▸ **EXERCISE DESCRIPTION**:
Write out the listing in full, matching it word for word.

[Extracted records]
■ ■ ■

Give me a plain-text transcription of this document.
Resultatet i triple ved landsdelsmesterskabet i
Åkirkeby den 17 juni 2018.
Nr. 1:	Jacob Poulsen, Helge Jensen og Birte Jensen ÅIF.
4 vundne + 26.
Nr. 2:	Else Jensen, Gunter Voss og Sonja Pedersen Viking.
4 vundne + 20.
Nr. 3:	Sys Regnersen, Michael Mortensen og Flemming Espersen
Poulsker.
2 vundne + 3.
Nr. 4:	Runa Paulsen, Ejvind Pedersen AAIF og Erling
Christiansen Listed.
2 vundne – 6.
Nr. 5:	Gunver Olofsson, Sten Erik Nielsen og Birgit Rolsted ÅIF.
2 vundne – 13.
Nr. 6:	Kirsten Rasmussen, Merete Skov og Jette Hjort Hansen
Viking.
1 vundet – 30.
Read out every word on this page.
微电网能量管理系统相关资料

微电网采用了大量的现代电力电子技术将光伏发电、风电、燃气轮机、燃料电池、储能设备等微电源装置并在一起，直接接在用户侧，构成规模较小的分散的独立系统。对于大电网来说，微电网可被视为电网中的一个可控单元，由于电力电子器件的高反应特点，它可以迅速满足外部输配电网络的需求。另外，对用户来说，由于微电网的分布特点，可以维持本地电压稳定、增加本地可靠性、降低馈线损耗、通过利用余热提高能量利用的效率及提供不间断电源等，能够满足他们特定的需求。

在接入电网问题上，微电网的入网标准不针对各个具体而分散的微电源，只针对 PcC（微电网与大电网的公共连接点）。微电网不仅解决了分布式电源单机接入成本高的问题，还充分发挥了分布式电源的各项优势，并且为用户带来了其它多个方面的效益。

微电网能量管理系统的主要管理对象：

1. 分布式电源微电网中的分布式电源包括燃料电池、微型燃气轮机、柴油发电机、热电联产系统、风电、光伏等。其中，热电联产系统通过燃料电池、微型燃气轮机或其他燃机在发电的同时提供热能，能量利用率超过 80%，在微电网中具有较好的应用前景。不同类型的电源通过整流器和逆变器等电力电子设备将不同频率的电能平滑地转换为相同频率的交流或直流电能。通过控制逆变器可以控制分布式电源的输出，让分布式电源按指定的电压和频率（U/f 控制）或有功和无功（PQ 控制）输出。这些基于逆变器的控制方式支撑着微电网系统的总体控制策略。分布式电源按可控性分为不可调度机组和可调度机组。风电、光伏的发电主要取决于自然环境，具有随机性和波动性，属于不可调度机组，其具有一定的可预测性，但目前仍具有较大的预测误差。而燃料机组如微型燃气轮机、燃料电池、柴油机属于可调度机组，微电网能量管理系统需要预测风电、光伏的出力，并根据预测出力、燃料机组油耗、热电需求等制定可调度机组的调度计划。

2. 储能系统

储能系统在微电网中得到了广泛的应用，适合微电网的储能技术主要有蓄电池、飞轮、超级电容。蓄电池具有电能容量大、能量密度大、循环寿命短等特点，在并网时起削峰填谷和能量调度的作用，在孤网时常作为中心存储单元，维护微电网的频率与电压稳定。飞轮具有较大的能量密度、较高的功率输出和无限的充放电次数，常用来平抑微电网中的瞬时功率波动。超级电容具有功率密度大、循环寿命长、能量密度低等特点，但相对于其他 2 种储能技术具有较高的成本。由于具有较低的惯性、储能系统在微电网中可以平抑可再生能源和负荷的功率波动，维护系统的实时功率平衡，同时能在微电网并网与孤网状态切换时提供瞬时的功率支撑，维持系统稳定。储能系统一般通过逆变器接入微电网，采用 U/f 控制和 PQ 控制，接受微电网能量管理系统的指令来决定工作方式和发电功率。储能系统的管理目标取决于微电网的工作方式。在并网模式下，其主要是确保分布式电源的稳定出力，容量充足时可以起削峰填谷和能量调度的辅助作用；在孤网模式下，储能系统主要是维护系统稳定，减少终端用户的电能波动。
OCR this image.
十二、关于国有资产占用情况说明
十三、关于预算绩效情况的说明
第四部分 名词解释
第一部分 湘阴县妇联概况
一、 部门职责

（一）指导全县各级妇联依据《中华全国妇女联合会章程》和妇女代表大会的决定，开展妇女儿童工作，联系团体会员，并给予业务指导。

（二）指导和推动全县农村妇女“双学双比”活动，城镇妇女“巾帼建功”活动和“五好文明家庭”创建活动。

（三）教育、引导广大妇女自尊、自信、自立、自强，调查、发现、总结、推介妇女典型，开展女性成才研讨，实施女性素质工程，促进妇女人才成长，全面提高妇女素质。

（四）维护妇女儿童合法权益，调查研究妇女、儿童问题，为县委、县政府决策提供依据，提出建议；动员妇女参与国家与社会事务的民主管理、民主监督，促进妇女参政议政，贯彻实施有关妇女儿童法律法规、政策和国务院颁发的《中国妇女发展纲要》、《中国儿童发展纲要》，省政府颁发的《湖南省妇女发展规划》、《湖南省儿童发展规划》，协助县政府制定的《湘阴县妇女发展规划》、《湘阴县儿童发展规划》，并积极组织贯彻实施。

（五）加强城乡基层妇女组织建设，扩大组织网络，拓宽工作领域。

■ ■ ■

▸ **TASK SOLUTION**:
Give me a plain-text transcription of this document.
Resultatet i triple ved landsdelsmesterskabet i
Åkirkeby den 17 juni 2018.
Nr. 1:	Jacob Poulsen, Helge Jensen og Birte Jensen ÅIF.
4 vundne + 26.
Nr. 2:	Else Jensen, Gunter Voss og Sonja Pedersen Viking.
4 vundne + 20.
Nr. 3:	Sys Regnersen, Michael Mortensen og Flemming Espersen
Poulsker.
2 vundne + 3.
Nr. 4:	Runa Paulsen, Ejvind Pedersen AAIF og Erling
Christiansen Listed.
2 vundne – 6.
Nr. 5:	Gunver Olofsson, Sten Erik Nielsen og Birgit Rolsted ÅIF.
2 vundne – 13.
Nr. 6:	Kirsten Rasmussen, Merete Skov og Jette Hjort Hansen
Viking.
1 vundet – 30.
Read out every word on this page.
微电网能量管理系统相关资料

微电网采用了大量的现代电力电子技术将光伏发电、风电、燃气轮机、燃料电池、储能设备等微电源装置并在一起，直接接在用户侧，构成规模较小的分散的独立系统。对于大电网来说，微电网可被视为电网中的一个可控单元，由于电力电子器件的高反应特点，它可以迅速满足外部输配电网络的需求。另外，对用户来说，由于微电网的分布特点，可以维持本地电压稳定、增加本地可靠性、降低馈线损耗、通过利用余热提高能量利用的效率及提供不间断电源等，能够满足他们特定的需求。

在接入电网问题上，微电网的入网标准不针对各个具体而分散的微电源，只针对 PcC（微电网与大电网的公共连接点）。微电网不仅解决了分布式电源单机接入成本高的问题，还充分发挥了分布式电源的各项优势，并且为用户带来了其它多个方面的效益。

微电网能量管理系统的主要管理对象：

1. 分布式电源微电网中的分布式电源包括燃料电池、微型燃气轮机、柴油发电机、热电联产系统、风电、光伏等。其中，热电联产系统通过燃料电池、微型燃气轮机或其他燃机在发电的同时提供热能，能量利用率超过 80%，在微电网中具有较好的应用前景。不同类型的电源通过整流器和逆变器等电力电子设备将不同频率的电能平滑地转换为相同频率的交流或直流电能。通过控制逆变器可以控制分布式电源的输出，让分布式电源按指定的电压和频率（U/f 控制）或有功和无功（PQ 控制）输出。这些基于逆变器的控制方式支撑着微电网系统的总体控制策略。分布式电源按可控性分为不可调度机组和可调度机组。风电、光伏的发电主要取决于自然环境，具有随机性和波动性，属于不可调度机组，其具有一定的可预测性，但目前仍具有较大的预测误差。而燃料机组如微型燃气轮机、燃料电池、柴油机属于可调度机组，微电网能量管理系统需要预测风电、光伏的出力，并根据预测出力、燃料机组油耗、热电需求等制定可调度机组的调度计划。

2. 储能系统

储能系统在微电网中得到了广泛的应用，适合微电网的储能技术主要有蓄电池、飞轮、超级电容。蓄电池具有电能容量大、能量密度大、循环寿命短等特点，在并网时起削峰填谷和能量调度的作用，在孤网时常作为中心存储单元，维护微电网的频率与电压稳定。飞轮具有较大的能量密度、较高的功率输出和无限的充放电次数，常用来平抑微电网中的瞬时功率波动。超级电容具有功率密度大、循环寿命长、能量密度低等特点，但相对于其他 2 种储能技术具有较高的成本。由于具有较低的惯性、储能系统在微电网中可以平抑可再生能源和负荷的功率波动，维护系统的实时功率平衡，同时能在微电网并网与孤网状态切换时提供瞬时的功率支撑，维持系统稳定。储能系统一般通过逆变器接入微电网，采用 U/f 控制和 PQ 控制，接受微电网能量管理系统的指令来决定工作方式和发电功率。储能系统的管理目标取决于微电网的工作方式。在并网模式下，其主要是确保分布式电源的稳定出力，容量充足时可以起削峰填谷和能量调度的辅助作用；在孤网模式下，储能系统主要是维护系统稳定，减少终端用户的电能波动。
OCR this image.
十二、关于国有资产占用情况说明
十三、关于预算绩效情况的说明
第四部分 名词解释
第一部分 湘阴县妇联概况
一、 部门职责

（一）指导全县各级妇联依据《中华全国妇女联合会章程》和妇女代表大会的决定，开展妇女儿童工作，联系团体会员，并给予业务指导。

（二）指导和推动全县农村妇女“双学双比”活动，城镇妇女“巾帼建功”活动和“五好文明家庭”创建活动。

（三）教育、引导广大妇女自尊、自信、自立、自强，调查、发现、总结、推介妇女典型，开展女性成才研讨，实施女性素质工程，促进妇女人才成长，全面提高妇女素质。

（四）维护妇女儿童合法权益，调查研究妇女、儿童问题，为县委、县政府决策提供依据，提出建议；动员妇女参与国家与社会事务的民主管理、民主监督，促进妇女参政议政，贯彻实施有关妇女儿童法律法规、政策和国务院颁发的《中国妇女发展纲要》、《中国儿童发展纲要》，省政府颁发的《湖南省妇女发展规划》、《湖南省儿童发展规划》，协助县政府制定的《湘阴县妇女发展规划》、《湘阴县儿童发展规划》，并积极组织贯彻实施。

（五）加强城乡基层妇女组织建设，扩大组织网络，拓宽工作领域。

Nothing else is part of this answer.